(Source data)
===============

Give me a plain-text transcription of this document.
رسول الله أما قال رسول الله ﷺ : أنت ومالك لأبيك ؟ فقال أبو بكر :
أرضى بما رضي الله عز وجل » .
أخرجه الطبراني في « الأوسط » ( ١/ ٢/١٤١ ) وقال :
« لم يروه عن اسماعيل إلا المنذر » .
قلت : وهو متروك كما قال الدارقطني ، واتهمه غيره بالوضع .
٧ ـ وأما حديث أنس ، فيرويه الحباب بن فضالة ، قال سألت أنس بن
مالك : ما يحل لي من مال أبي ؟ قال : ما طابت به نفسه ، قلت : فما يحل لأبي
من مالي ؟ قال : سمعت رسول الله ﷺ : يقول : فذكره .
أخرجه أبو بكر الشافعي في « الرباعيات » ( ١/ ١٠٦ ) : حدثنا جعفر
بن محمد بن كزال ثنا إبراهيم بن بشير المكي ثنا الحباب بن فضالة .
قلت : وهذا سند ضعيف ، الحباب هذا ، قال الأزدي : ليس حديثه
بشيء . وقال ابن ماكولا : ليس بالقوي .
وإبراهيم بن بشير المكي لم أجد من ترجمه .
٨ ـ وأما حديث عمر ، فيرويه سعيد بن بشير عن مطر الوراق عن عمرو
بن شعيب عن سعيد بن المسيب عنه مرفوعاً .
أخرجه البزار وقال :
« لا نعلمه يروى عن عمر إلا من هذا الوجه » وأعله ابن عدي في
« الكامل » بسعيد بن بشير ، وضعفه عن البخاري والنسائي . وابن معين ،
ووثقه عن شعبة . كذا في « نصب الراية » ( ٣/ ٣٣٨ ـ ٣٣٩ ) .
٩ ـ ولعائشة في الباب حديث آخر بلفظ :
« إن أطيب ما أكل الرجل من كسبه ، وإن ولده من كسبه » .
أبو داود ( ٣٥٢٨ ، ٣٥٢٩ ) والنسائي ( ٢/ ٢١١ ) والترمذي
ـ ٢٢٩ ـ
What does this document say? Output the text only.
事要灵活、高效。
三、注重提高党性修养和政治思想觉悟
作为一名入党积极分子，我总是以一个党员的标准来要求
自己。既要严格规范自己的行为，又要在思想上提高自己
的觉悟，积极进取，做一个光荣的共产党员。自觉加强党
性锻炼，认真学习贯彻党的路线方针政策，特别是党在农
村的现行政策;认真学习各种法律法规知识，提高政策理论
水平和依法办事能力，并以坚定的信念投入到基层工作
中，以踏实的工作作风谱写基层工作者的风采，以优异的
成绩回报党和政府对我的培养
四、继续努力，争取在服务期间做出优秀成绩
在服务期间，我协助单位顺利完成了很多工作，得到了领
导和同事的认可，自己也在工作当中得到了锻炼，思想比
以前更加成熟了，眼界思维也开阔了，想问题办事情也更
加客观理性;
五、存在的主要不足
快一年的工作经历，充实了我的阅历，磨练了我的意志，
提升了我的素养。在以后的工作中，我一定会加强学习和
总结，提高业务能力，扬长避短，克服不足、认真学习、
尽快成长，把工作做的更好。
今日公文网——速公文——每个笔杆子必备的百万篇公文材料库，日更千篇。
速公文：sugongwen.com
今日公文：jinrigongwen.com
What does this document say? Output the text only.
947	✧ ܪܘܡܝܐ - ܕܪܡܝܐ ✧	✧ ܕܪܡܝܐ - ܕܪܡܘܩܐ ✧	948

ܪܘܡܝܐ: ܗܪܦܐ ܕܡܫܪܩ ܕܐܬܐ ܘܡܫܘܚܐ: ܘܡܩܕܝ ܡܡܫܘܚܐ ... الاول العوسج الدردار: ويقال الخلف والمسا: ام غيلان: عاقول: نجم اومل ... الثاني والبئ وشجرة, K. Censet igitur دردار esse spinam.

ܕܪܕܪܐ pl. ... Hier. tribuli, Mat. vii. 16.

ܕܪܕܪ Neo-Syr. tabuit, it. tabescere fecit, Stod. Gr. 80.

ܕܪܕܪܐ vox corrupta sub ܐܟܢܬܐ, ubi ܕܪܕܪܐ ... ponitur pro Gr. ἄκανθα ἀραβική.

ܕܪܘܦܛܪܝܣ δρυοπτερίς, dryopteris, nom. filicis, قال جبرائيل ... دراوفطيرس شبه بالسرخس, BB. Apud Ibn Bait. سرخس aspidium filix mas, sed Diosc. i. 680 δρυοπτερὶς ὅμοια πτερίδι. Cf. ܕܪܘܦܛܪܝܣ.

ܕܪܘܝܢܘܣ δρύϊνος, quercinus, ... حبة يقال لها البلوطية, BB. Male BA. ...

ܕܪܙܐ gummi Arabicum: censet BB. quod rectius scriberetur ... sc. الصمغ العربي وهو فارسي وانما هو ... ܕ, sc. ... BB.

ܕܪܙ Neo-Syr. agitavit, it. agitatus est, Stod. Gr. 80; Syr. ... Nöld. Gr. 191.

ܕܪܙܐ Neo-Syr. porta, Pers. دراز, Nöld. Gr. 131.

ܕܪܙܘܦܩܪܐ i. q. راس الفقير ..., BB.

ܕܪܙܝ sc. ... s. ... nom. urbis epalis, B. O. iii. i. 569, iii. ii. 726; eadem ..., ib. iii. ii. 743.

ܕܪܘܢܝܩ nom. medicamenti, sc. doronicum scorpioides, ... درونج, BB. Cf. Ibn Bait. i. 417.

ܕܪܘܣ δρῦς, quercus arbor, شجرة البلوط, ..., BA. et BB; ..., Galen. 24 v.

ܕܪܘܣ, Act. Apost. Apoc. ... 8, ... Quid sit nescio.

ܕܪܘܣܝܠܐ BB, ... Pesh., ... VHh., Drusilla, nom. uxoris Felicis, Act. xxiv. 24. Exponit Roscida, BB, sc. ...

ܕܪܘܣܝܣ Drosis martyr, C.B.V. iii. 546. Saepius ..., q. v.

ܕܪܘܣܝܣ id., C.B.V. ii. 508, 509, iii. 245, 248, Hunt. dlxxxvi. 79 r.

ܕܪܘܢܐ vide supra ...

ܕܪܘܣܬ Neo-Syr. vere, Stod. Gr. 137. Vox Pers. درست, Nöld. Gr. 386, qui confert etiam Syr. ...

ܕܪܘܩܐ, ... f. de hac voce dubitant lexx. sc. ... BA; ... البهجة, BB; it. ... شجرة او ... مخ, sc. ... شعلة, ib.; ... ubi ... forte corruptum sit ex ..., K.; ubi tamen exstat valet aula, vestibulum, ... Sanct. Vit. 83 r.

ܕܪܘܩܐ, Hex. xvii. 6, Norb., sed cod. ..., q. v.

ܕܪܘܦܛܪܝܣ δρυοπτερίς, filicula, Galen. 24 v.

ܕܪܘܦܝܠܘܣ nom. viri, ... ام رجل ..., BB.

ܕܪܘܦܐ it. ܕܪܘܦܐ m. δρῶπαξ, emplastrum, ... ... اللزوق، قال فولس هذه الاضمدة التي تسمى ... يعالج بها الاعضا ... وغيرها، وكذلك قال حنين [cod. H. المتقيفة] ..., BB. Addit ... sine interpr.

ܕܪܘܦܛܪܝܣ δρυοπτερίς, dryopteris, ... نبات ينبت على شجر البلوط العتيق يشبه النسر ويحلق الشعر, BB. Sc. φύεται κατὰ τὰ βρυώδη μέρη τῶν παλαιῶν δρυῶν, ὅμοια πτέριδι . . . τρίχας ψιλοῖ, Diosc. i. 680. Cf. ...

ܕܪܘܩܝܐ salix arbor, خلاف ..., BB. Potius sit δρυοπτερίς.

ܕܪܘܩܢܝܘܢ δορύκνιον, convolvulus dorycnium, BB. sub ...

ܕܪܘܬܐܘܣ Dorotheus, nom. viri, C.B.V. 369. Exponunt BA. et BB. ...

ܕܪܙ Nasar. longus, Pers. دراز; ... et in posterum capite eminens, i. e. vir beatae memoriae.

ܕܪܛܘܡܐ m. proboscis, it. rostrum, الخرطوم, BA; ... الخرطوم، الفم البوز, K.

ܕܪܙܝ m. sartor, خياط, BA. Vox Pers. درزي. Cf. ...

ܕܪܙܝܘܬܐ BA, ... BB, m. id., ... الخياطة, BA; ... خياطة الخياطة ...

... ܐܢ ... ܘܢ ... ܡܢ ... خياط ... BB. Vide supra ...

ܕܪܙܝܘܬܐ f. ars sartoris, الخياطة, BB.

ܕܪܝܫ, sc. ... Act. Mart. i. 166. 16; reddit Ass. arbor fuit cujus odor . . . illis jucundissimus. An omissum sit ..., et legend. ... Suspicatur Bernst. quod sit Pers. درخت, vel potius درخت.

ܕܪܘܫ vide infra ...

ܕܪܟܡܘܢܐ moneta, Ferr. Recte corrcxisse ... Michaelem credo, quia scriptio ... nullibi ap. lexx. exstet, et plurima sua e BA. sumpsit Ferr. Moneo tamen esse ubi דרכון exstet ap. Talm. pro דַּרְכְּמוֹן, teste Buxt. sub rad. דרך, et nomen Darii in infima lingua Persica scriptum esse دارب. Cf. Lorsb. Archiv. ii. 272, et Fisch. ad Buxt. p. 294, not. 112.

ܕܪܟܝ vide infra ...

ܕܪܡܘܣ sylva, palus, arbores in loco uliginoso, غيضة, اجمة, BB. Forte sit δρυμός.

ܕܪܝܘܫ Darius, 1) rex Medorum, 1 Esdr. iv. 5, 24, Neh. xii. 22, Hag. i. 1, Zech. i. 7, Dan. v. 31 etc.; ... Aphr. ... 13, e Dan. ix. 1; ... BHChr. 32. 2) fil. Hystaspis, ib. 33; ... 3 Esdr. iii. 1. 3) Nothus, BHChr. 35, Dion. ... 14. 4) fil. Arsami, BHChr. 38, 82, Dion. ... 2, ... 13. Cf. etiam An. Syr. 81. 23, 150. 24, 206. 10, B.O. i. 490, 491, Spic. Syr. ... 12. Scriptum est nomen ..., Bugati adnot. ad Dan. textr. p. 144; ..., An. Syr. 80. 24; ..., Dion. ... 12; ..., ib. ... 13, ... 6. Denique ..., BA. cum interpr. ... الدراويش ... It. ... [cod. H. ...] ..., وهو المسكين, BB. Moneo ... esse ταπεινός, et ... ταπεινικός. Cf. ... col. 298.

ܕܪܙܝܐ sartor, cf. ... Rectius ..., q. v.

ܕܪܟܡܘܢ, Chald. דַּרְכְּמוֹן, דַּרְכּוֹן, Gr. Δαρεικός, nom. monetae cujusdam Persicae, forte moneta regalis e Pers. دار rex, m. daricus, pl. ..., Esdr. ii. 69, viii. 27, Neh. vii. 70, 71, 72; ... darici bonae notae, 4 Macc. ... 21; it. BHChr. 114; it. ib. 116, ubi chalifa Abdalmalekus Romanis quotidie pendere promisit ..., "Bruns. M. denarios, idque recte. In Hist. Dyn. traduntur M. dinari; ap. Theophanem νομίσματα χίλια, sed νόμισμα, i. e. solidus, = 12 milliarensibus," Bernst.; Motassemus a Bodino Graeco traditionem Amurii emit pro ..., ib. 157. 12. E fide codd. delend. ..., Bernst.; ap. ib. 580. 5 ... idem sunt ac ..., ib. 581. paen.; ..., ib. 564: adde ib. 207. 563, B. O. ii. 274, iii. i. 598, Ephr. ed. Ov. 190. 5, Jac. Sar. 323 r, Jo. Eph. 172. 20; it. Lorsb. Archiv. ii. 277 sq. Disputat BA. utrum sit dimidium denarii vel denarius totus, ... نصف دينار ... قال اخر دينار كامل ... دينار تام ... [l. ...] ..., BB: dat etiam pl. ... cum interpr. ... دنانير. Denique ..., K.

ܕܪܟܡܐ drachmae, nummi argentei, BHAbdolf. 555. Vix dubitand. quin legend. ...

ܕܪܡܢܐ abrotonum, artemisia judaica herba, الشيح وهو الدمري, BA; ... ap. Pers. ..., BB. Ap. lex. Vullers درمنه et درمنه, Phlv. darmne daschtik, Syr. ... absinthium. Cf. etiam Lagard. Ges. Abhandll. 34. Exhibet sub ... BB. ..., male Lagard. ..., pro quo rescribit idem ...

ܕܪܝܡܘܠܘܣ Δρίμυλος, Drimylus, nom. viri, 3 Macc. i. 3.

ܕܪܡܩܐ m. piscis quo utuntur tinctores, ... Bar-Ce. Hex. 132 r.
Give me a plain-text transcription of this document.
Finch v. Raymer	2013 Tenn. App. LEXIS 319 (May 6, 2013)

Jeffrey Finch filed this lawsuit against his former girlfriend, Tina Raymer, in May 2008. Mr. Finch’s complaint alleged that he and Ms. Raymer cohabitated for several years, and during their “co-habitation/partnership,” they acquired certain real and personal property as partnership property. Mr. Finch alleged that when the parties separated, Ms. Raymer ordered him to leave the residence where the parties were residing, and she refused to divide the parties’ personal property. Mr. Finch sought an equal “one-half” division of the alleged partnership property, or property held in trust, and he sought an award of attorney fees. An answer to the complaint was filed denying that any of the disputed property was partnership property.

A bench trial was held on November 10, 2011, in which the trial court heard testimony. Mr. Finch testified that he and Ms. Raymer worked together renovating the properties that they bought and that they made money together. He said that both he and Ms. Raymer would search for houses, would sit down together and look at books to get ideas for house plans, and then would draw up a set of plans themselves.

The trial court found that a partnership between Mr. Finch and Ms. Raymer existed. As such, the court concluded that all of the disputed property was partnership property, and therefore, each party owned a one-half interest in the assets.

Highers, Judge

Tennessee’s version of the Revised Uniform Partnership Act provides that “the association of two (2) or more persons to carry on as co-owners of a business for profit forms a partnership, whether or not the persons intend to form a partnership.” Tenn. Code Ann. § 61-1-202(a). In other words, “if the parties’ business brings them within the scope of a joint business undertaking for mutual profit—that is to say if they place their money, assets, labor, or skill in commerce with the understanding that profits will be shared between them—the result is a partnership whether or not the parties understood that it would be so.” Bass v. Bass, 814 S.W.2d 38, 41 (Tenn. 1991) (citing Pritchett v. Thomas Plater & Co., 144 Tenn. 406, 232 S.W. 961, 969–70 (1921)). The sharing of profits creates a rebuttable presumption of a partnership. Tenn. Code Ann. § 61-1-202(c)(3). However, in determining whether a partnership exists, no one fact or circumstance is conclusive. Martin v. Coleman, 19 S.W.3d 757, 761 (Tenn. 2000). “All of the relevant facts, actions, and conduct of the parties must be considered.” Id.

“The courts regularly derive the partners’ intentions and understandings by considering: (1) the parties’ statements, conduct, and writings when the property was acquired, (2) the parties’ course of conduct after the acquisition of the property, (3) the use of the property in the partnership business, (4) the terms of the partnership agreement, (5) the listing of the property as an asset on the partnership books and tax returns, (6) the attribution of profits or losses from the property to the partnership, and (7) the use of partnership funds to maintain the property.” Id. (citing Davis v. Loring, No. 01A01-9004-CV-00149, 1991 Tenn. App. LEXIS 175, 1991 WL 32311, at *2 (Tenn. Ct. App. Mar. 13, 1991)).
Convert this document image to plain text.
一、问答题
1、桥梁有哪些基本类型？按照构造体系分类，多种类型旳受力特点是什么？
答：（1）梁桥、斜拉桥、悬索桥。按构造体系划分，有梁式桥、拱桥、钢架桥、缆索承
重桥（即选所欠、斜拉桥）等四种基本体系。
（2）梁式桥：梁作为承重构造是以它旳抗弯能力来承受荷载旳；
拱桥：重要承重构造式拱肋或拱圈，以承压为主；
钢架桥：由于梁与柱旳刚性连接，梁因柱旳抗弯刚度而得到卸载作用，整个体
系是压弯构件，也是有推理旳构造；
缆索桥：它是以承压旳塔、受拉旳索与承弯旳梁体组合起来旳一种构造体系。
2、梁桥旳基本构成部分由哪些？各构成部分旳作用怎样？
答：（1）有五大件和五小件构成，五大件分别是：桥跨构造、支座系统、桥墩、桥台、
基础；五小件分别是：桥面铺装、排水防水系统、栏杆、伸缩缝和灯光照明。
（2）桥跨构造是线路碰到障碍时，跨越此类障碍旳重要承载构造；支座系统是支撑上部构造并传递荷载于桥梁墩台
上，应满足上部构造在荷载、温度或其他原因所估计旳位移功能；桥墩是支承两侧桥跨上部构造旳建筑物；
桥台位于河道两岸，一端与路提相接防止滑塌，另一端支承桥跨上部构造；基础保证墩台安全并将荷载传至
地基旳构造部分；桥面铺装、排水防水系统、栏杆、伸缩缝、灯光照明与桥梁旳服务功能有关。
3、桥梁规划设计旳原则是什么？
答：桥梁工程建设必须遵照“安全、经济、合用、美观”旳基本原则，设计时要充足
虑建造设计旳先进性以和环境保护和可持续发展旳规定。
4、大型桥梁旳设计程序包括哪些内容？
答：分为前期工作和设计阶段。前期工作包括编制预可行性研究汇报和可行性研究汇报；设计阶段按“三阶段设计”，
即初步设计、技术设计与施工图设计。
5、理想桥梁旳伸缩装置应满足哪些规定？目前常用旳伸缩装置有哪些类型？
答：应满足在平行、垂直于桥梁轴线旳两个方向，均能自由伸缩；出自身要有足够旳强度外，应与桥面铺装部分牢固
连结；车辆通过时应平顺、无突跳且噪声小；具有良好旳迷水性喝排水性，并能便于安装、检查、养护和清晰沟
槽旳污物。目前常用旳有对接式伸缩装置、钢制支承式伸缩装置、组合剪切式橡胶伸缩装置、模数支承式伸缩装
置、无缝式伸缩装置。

===============

WHAT IS REQUIRED: Copy out exactly the lines running from the line with "Convert this document image to plain text." to the end of the records, inclusive.

FINISHED TASK:
Convert this document image to plain text.
一、问答题
1、桥梁有哪些基本类型？按照构造体系分类，多种类型旳受力特点是什么？
答：（1）梁桥、斜拉桥、悬索桥。按构造体系划分，有梁式桥、拱桥、钢架桥、缆索承
重桥（即选所欠、斜拉桥）等四种基本体系。
（2）梁式桥：梁作为承重构造是以它旳抗弯能力来承受荷载旳；
拱桥：重要承重构造式拱肋或拱圈，以承压为主；
钢架桥：由于梁与柱旳刚性连接，梁因柱旳抗弯刚度而得到卸载作用，整个体
系是压弯构件，也是有推理旳构造；
缆索桥：它是以承压旳塔、受拉旳索与承弯旳梁体组合起来旳一种构造体系。
2、梁桥旳基本构成部分由哪些？各构成部分旳作用怎样？
答：（1）有五大件和五小件构成，五大件分别是：桥跨构造、支座系统、桥墩、桥台、
基础；五小件分别是：桥面铺装、排水防水系统、栏杆、伸缩缝和灯光照明。
（2）桥跨构造是线路碰到障碍时，跨越此类障碍旳重要承载构造；支座系统是支撑上部构造并传递荷载于桥梁墩台
上，应满足上部构造在荷载、温度或其他原因所估计旳位移功能；桥墩是支承两侧桥跨上部构造旳建筑物；
桥台位于河道两岸，一端与路提相接防止滑塌，另一端支承桥跨上部构造；基础保证墩台安全并将荷载传至
地基旳构造部分；桥面铺装、排水防水系统、栏杆、伸缩缝、灯光照明与桥梁旳服务功能有关。
3、桥梁规划设计旳原则是什么？
答：桥梁工程建设必须遵照“安全、经济、合用、美观”旳基本原则，设计时要充足
虑建造设计旳先进性以和环境保护和可持续发展旳规定。
4、大型桥梁旳设计程序包括哪些内容？
答：分为前期工作和设计阶段。前期工作包括编制预可行性研究汇报和可行性研究汇报；设计阶段按“三阶段设计”，
即初步设计、技术设计与施工图设计。
5、理想桥梁旳伸缩装置应满足哪些规定？目前常用旳伸缩装置有哪些类型？
答：应满足在平行、垂直于桥梁轴线旳两个方向，均能自由伸缩；出自身要有足够旳强度外，应与桥面铺装部分牢固
连结；车辆通过时应平顺、无突跳且噪声小；具有良好旳迷水性喝排水性，并能便于安装、检查、养护和清晰沟
槽旳污物。目前常用旳有对接式伸缩装置、钢制支承式伸缩装置、组合剪切式橡胶伸缩装置、模数支承式伸缩装
置、无缝式伸缩装置。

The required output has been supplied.